■ Task instructions
Print exactly the lines from the one containing "Read this page and output its text content." through the last line of the records below, both included, and nothing else; omit any pictures.

■ Rows
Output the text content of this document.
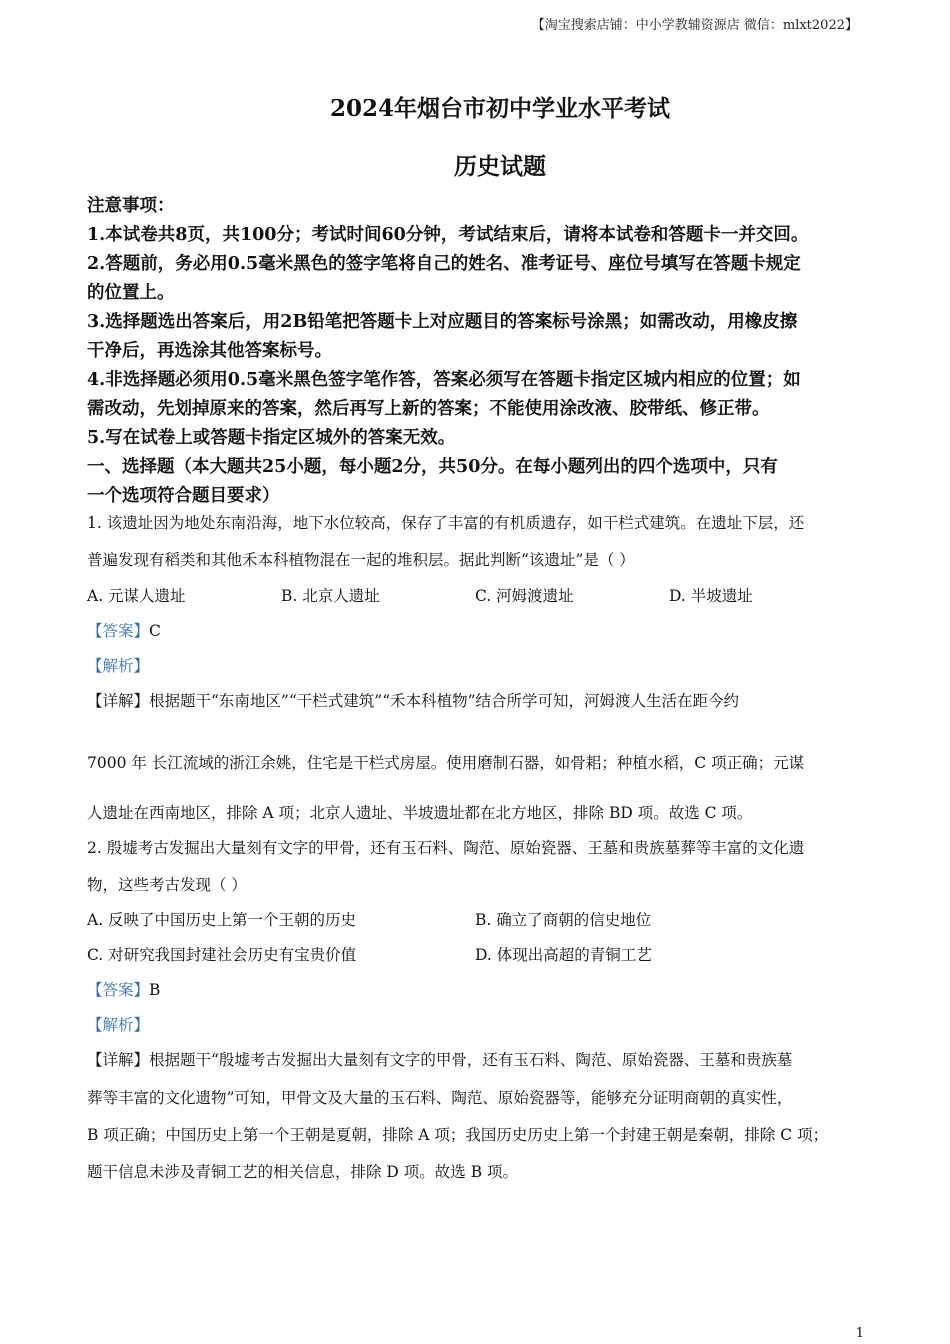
【淘宝搜索店铺：中小学教辅资源店 微信：mlxt2022】
2024年烟台市初中学业水平考试
历史试题
注意事项：
1.本试卷共8页，共100分；考试时间60分钟，考试结束后，请将本试卷和答题卡一并交回。
2.答题前，务必用0.5毫米黑色的签字笔将自己的姓名、准考证号、座位号填写在答题卡规定
的位置上。
3.选择题选出答案后，用2B铅笔把答题卡上对应题目的答案标号涂黑；如需改动，用橡皮擦
干净后，再选涂其他答案标号。
4.非选择题必须用0.5毫米黑色签字笔作答，答案必须写在答题卡指定区城内相应的位置；如
需改动，先划掉原来的答案，然后再写上新的答案；不能使用涂改液、胶带纸、修正带。
5.写在试卷上或答题卡指定区城外的答案无效。
一、选择题（本大题共25小题，每小题2分，共50分。在每小题列出的四个选项中，只有
一个选项符合题目要求）
1. 该遗址因为地处东南沿海，地下水位较高，保存了丰富的有机质遗存，如干栏式建筑。在遗址下层，还
普遍发现有稻类和其他禾本科植物混在一起的堆积层。据此判断“该遗址”是（ ）
A. 元谋人遗址	B. 北京人遗址	C. 河姆渡遗址	D. 半坡遗址
【答案】C
【解析】
【详解】根据题干“东南地区”“干栏式建筑”“禾本科植物”结合所学可知，河姆渡人生活在距今约
7000 年 长江流域的浙江余姚，住宅是干栏式房屋。使用磨制石器，如骨耜；种植水稻，C 项正确；元谋
人遗址在西南地区，排除 A 项；北京人遗址、半坡遗址都在北方地区，排除 BD 项。故选 C 项。
2. 殷墟考古发掘出大量刻有文字的甲骨，还有玉石料、陶范、原始瓷器、王墓和贵族墓葬等丰富的文化遗
物，这些考古发现（ ）
A. 反映了中国历史上第一个王朝的历史	B. 确立了商朝的信史地位
C. 对研究我国封建社会历史有宝贵价值	D. 体现出高超的青铜工艺
【答案】B
【解析】
【详解】根据题干“殷墟考古发掘出大量刻有文字的甲骨，还有玉石料、陶范、原始瓷器、王墓和贵族墓
葬等丰富的文化遗物”可知，甲骨文及大量的玉石料、陶范、原始瓷器等，能够充分证明商朝的真实性，
B 项正确；中国历史上第一个王朝是夏朝，排除 A 项；我国历史历史上第一个封建王朝是秦朝，排除 C 项；
题干信息未涉及青铜工艺的相关信息，排除 D 项。故选 B 项。
1
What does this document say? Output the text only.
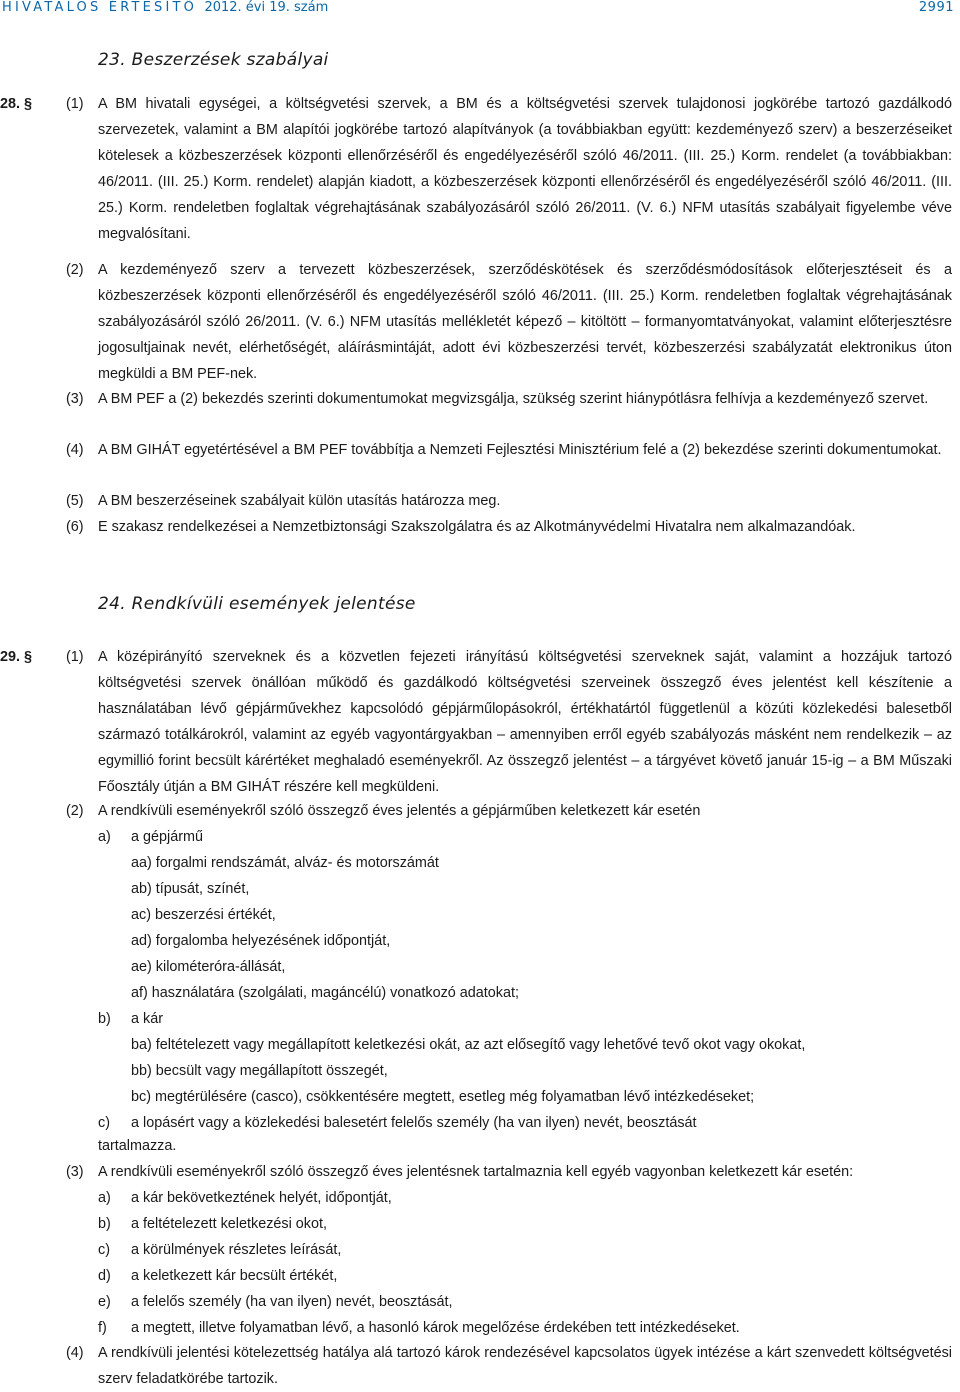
HIVATALOS ÉRTESÍTŐ 2012. évi 19. szám	2991
23. Beszerzések szabályai
28. § (1) A BM hivatali egységei, a költségvetési szervek, a BM és a költségvetési szervek tulajdonosi jogkörébe tartozó gazdálkodó szervezetek, valamint a BM alapítói jogkörébe tartozó alapítványok (a továbbiakban együtt: kezdeményező szerv) a beszerzéseiket kötelesek a közbeszerzések központi ellenőrzéséről és engedélyezéséről szóló 46/2011. (III. 25.) Korm. rendelet (a továbbiakban: 46/2011. (III. 25.) Korm. rendelet) alapján kiadott, a közbeszerzések központi ellenőrzéséről és engedélyezéséről szóló 46/2011. (III. 25.) Korm. rendeletben foglaltak végrehajtásának szabályozásáról szóló 26/2011. (V. 6.) NFM utasítás szabályait figyelembe véve megvalósítani.
(2) A kezdeményező szerv a tervezett közbeszerzések, szerződéskötések és szerződésmódosítások előterjesztéseit és a közbeszerzések központi ellenőrzéséről és engedélyezéséről szóló 46/2011. (III. 25.) Korm. rendeletben foglaltak végrehajtásának szabályozásáról szóló 26/2011. (V. 6.) NFM utasítás mellékletét képező – kitöltött – formanyomtatványokat, valamint előterjesztésre jogosultjainak nevét, elérhetőségét, aláírásmintáját, adott évi közbeszerzési tervét, közbeszerzési szabályzatát elektronikus úton megküldi a BM PEF-nek.
(3) A BM PEF a (2) bekezdés szerinti dokumentumokat megvizsgálja, szükség szerint hiánypótlásra felhívja a kezdeményező szervet.
(4) A BM GIHÁT egyetértésével a BM PEF továbbítja a Nemzeti Fejlesztési Minisztérium felé a (2) bekezdése szerinti dokumentumokat.
(5) A BM beszerzéseinek szabályait külön utasítás határozza meg.
(6) E szakasz rendelkezései a Nemzetbiztonsági Szakszolgálatra és az Alkotmányvédelmi Hivatalra nem alkalmazandóak.
24. Rendkívüli események jelentése
29. § (1) A középirányító szerveknek és a közvetlen fejezeti irányítású költségvetési szerveknek saját, valamint a hozzájuk tartozó költségvetési szervek önállóan működő és gazdálkodó költségvetési szerveinek összegző éves jelentést kell készítenie a használatában lévő gépjárművekhez kapcsolódó gépjárműlopásokról, értékhatártól függetlenül a közúti közlekedési balesetből származó totálkárokról, valamint az egyéb vagyontárgyakban – amennyiben erről egyéb szabályozás másként nem rendelkezik – az egymillió forint becsült kárértéket meghaladó eseményekről. Az összegző jelentést – a tárgyévet követő január 15-ig – a BM Műszaki Főosztály útján a BM GIHÁT részére kell megküldeni.
(2) A rendkívüli eseményekről szóló összegző éves jelentés a gépjárműben keletkezett kár esetén
a) a gépjármű
aa) forgalmi rendszámát, alváz- és motorszámát
ab) típusát, színét,
ac) beszerzési értékét,
ad) forgalomba helyezésének időpontját,
ae) kilométeróra-állását,
af) használatára (szolgálati, magáncélú) vonatkozó adatokat;
b) a kár
ba) feltételezett vagy megállapított keletkezési okát, az azt elősegítő vagy lehetővé tevő okot vagy okokat,
bb) becsült vagy megállapított összegét,
bc) megtérülésére (casco), csökkentésére megtett, esetleg még folyamatban lévő intézkedéseket;
c) a lopásért vagy a közlekedési balesetért felelős személy (ha van ilyen) nevét, beosztását
tartalmazza.
(3) A rendkívüli eseményekről szóló összegző éves jelentésnek tartalmaznia kell egyéb vagyonban keletkezett kár esetén:
a) a kár bekövetkeztének helyét, időpontját,
b) a feltételezett keletkezési okot,
c) a körülmények részletes leírását,
d) a keletkezett kár becsült értékét,
e) a felelős személy (ha van ilyen) nevét, beosztását,
f) a megtett, illetve folyamatban lévő, a hasonló károk megelőzése érdekében tett intézkedéseket.
(4) A rendkívüli jelentési kötelezettség hatálya alá tartozó károk rendezésével kapcsolatos ügyek intézése a kárt szenvedett költségvetési szerv feladatkörébe tartozik.
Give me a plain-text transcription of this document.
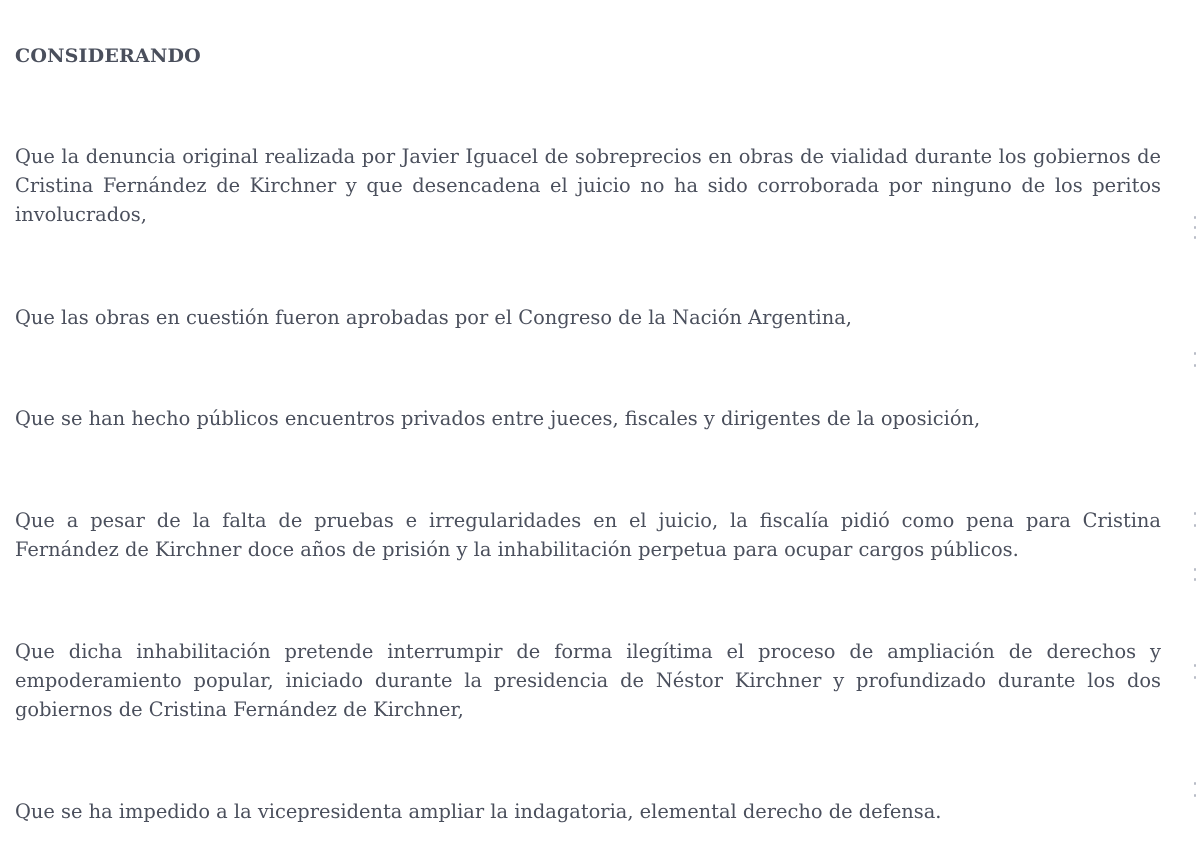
CONSIDERANDO

Que la denuncia original realizada por Javier Iguacel de sobreprecios en obras de vialidad durante los gobiernos de Cristina Fernández de Kirchner y que desencadena el juicio no ha sido corroborada por ninguno de los peritos involucrados,

Que las obras en cuestión fueron aprobadas por el Congreso de la Nación Argentina,

Que se han hecho públicos encuentros privados entre jueces, fiscales y dirigentes de la oposición,

Que a pesar de la falta de pruebas e irregularidades en el juicio, la fiscalía pidió como pena para Cristina Fernández de Kirchner doce años de prisión y la inhabilitación perpetua para ocupar cargos públicos.

Que dicha inhabilitación pretende interrumpir de forma ilegítima el proceso de ampliación de derechos y empoderamiento popular, iniciado durante la presidencia de Néstor Kirchner y profundizado durante los dos gobiernos de Cristina Fernández de Kirchner,

Que se ha impedido a la vicepresidenta ampliar la indagatoria, elemental derecho de defensa.
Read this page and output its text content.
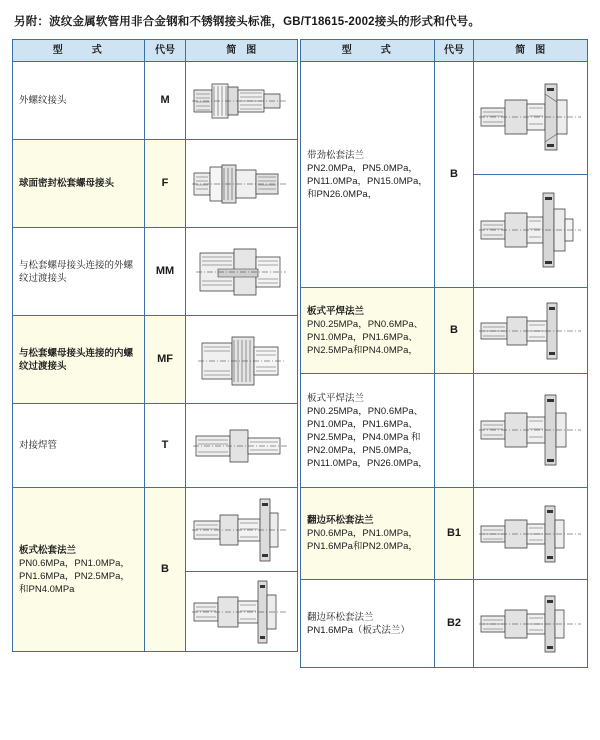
另附：波纹金属软管用非合金钢和不锈钢接头标准，GB/T18615-2002接头的形式和代号。
型　　式	代号	简　图

外螺纹接头	M	

球面密封松套螺母接头	F	

与松套螺母接头连接的外螺纹过渡接头	MM	

与松套螺母接头连接的内螺纹过渡接头	MF	

对接焊管	T	

板式松套法兰
PN0.6MPa，PN1.0MPa，PN1.6MPa，PN2.5MPa，和PN4.0MPa	B	

型　　式	代号	简　图

带劲松套法兰
PN2.0MPa，PN5.0MPa，PN11.0MPa，PN15.0MPa，和PN26.0MPa，	B	

板式平焊法兰
PN0.25MPa，PN0.6MPa、PN1.0MPa，PN1.6MPa、PN2.5MPa和PN4.0MPa，	B	

板式平焊法兰
PN0.25MPa，PN0.6MPa、PN1.0MPa，PN1.6MPa、PN2.5MPa，PN4.0MPa 和PN2.0MPa，PN5.0MPa，PN11.0MPa，PN26.0MPa，

翻边环松套法兰
PN0.6MPa，PN1.0MPa，PN1.6MPa和PN2.0MPa，	B1	

翻边环松套法兰
PN1.6MPa（板式法兰）	B2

■ Output for this exercise
Read this page and output its text content.
另附：波纹金属软管用非合金钢和不锈钢接头标准，GB/T18615-2002接头的形式和代号。
型　　式	代号	简　图

外螺纹接头	M	

球面密封松套螺母接头	F	

与松套螺母接头连接的外螺纹过渡接头	MM	

与松套螺母接头连接的内螺纹过渡接头	MF	

对接焊管	T	

板式松套法兰
PN0.6MPa，PN1.0MPa，PN1.6MPa，PN2.5MPa，和PN4.0MPa	B	

型　　式	代号	简　图

带劲松套法兰
PN2.0MPa，PN5.0MPa，PN11.0MPa，PN15.0MPa，和PN26.0MPa，	B	

板式平焊法兰
PN0.25MPa，PN0.6MPa、PN1.0MPa，PN1.6MPa、PN2.5MPa和PN4.0MPa，	B	

板式平焊法兰
PN0.25MPa，PN0.6MPa、PN1.0MPa，PN1.6MPa、PN2.5MPa，PN4.0MPa 和PN2.0MPa，PN5.0MPa，PN11.0MPa，PN26.0MPa，

翻边环松套法兰
PN0.6MPa，PN1.0MPa，PN1.6MPa和PN2.0MPa，	B1	

翻边环松套法兰
PN1.6MPa（板式法兰）	B2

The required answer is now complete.